What to do: Give back every line exactly as it appears, pictures excluded.

***** Records for the exercise *****

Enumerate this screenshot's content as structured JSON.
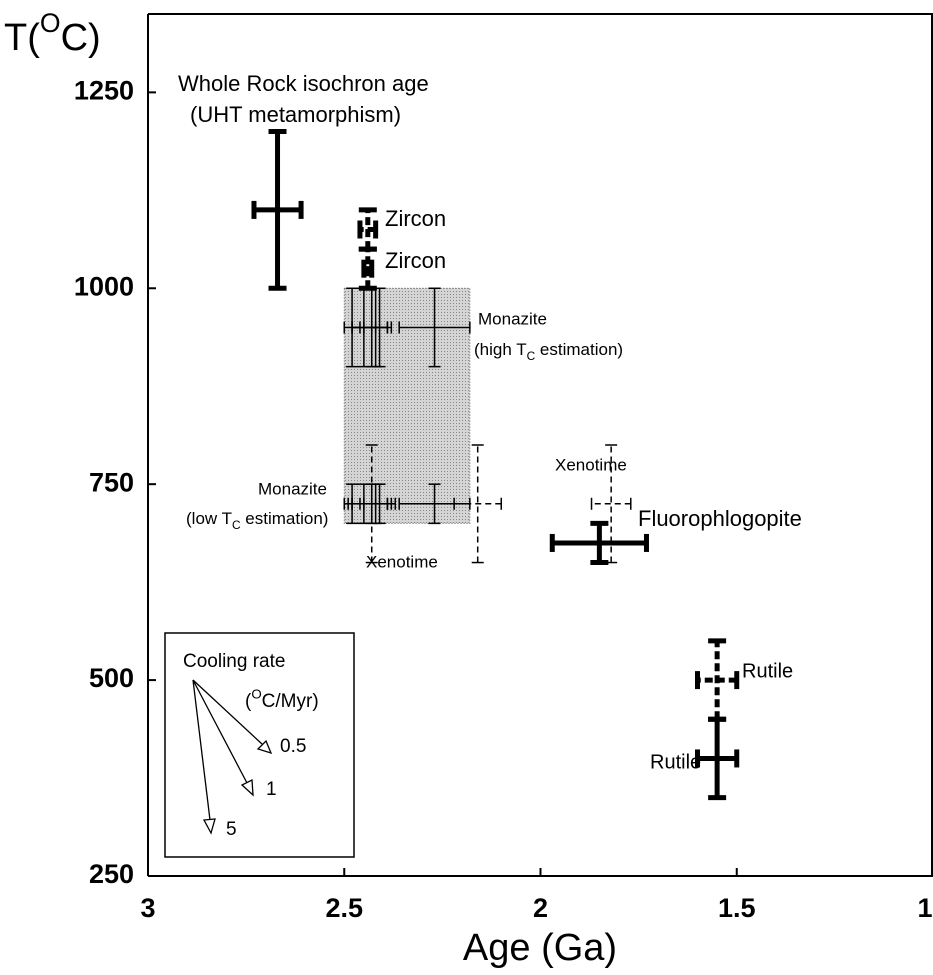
{
  "chart_data": {
    "type": "errorbar",
    "xlabel": "Age (Ga)",
    "ylabel": [
      "T(",
      "O",
      "C)"
    ],
    "xlim": [
      3,
      1
    ],
    "ylim": [
      250,
      1350
    ],
    "xticks": [
      3,
      2.5,
      2,
      1.5,
      1
    ],
    "yticks": [
      250,
      500,
      750,
      1000,
      1250
    ],
    "color": "#000000",
    "shaded_region": {
      "x": [
        2.5,
        2.18
      ],
      "y": [
        700,
        1000
      ],
      "color": "#d4d4d4"
    },
    "series": [
      {
        "line": "solid",
        "width": "thick",
        "x": [
          2.67
        ],
        "values": [
          1100
        ],
        "xerr": [
          0.06
        ],
        "yerr": [
          100
        ]
      },
      {
        "line": "dashed",
        "width": "thick",
        "x": [
          2.44,
          2.44
        ],
        "values": [
          1075,
          1025
        ],
        "xerr": [
          0.02,
          0.01
        ],
        "yerr": [
          25,
          25
        ]
      },
      {
        "line": "solid",
        "width": "thin",
        "x": [
          2.48,
          2.45,
          2.43,
          2.42,
          2.41,
          2.27
        ],
        "values": [
          950,
          950,
          950,
          950,
          950,
          950
        ],
        "xerr": [
          0.02,
          0.03,
          0.05,
          0.03,
          0.02,
          0.09
        ],
        "yerr": [
          50,
          50,
          50,
          50,
          50,
          50
        ]
      },
      {
        "line": "solid",
        "width": "thin",
        "x": [
          2.48,
          2.45,
          2.43,
          2.42,
          2.41,
          2.27
        ],
        "values": [
          725,
          725,
          725,
          725,
          725,
          725
        ],
        "xerr": [
          0.02,
          0.03,
          0.05,
          0.03,
          0.02,
          0.09
        ],
        "yerr": [
          25,
          25,
          25,
          25,
          25,
          25
        ]
      },
      {
        "line": "dashed",
        "width": "thin",
        "x": [
          2.43,
          2.16,
          1.82
        ],
        "values": [
          725,
          725,
          725
        ],
        "xerr": [
          0.06,
          0.06,
          0.05
        ],
        "yerr": [
          75,
          75,
          75
        ]
      },
      {
        "line": "solid",
        "width": "thick",
        "x": [
          1.85
        ],
        "values": [
          675
        ],
        "xerr": [
          0.12
        ],
        "yerr": [
          25
        ]
      },
      {
        "line": "dashed",
        "width": "thick",
        "x": [
          1.55
        ],
        "values": [
          500
        ],
        "xerr": [
          0.05
        ],
        "yerr": [
          50
        ]
      },
      {
        "line": "solid",
        "width": "thick",
        "x": [
          1.55
        ],
        "values": [
          400
        ],
        "xerr": [
          0.05
        ],
        "yerr": [
          50
        ]
      }
    ],
    "annotations": [
      "Whole Rock isochron age",
      "(UHT metamorphism)",
      "Zircon",
      "Zircon",
      "Monazite",
      [
        "(high T",
        "C",
        " estimation)"
      ],
      "Monazite",
      [
        "(low T",
        "C",
        " estimation)"
      ],
      "Xenotime",
      "Xenotime",
      "Fluorophlogopite",
      "Rutile",
      "Rutile"
    ],
    "inset": {
      "title": "Cooling rate",
      "unit": [
        "(",
        "O",
        "C/Myr)"
      ],
      "rates": [
        0.5,
        1,
        5
      ]
    }
  }
}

*****

Result:
Enumerate this screenshot's content as structured JSON.
{
  "chart_data": {
    "type": "errorbar",
    "xlabel": "Age (Ga)",
    "ylabel": [
      "T(",
      "O",
      "C)"
    ],
    "xlim": [
      3,
      1
    ],
    "ylim": [
      250,
      1350
    ],
    "xticks": [
      3,
      2.5,
      2,
      1.5,
      1
    ],
    "yticks": [
      250,
      500,
      750,
      1000,
      1250
    ],
    "color": "#000000",
    "shaded_region": {
      "x": [
        2.5,
        2.18
      ],
      "y": [
        700,
        1000
      ],
      "color": "#d4d4d4"
    },
    "series": [
      {
        "line": "solid",
        "width": "thick",
        "x": [
          2.67
        ],
        "values": [
          1100
        ],
        "xerr": [
          0.06
        ],
        "yerr": [
          100
        ]
      },
      {
        "line": "dashed",
        "width": "thick",
        "x": [
          2.44,
          2.44
        ],
        "values": [
          1075,
          1025
        ],
        "xerr": [
          0.02,
          0.01
        ],
        "yerr": [
          25,
          25
        ]
      },
      {
        "line": "solid",
        "width": "thin",
        "x": [
          2.48,
          2.45,
          2.43,
          2.42,
          2.41,
          2.27
        ],
        "values": [
          950,
          950,
          950,
          950,
          950,
          950
        ],
        "xerr": [
          0.02,
          0.03,
          0.05,
          0.03,
          0.02,
          0.09
        ],
        "yerr": [
          50,
          50,
          50,
          50,
          50,
          50
        ]
      },
      {
        "line": "solid",
        "width": "thin",
        "x": [
          2.48,
          2.45,
          2.43,
          2.42,
          2.41,
          2.27
        ],
        "values": [
          725,
          725,
          725,
          725,
          725,
          725
        ],
        "xerr": [
          0.02,
          0.03,
          0.05,
          0.03,
          0.02,
          0.09
        ],
        "yerr": [
          25,
          25,
          25,
          25,
          25,
          25
        ]
      },
      {
        "line": "dashed",
        "width": "thin",
        "x": [
          2.43,
          2.16,
          1.82
        ],
        "values": [
          725,
          725,
          725
        ],
        "xerr": [
          0.06,
          0.06,
          0.05
        ],
        "yerr": [
          75,
          75,
          75
        ]
      },
      {
        "line": "solid",
        "width": "thick",
        "x": [
          1.85
        ],
        "values": [
          675
        ],
        "xerr": [
          0.12
        ],
        "yerr": [
          25
        ]
      },
      {
        "line": "dashed",
        "width": "thick",
        "x": [
          1.55
        ],
        "values": [
          500
        ],
        "xerr": [
          0.05
        ],
        "yerr": [
          50
        ]
      },
      {
        "line": "solid",
        "width": "thick",
        "x": [
          1.55
        ],
        "values": [
          400
        ],
        "xerr": [
          0.05
        ],
        "yerr": [
          50
        ]
      }
    ],
    "annotations": [
      "Whole Rock isochron age",
      "(UHT metamorphism)",
      "Zircon",
      "Zircon",
      "Monazite",
      [
        "(high T",
        "C",
        " estimation)"
      ],
      "Monazite",
      [
        "(low T",
        "C",
        " estimation)"
      ],
      "Xenotime",
      "Xenotime",
      "Fluorophlogopite",
      "Rutile",
      "Rutile"
    ],
    "inset": {
      "title": "Cooling rate",
      "unit": [
        "(",
        "O",
        "C/Myr)"
      ],
      "rates": [
        0.5,
        1,
        5
      ]
    }
  }
}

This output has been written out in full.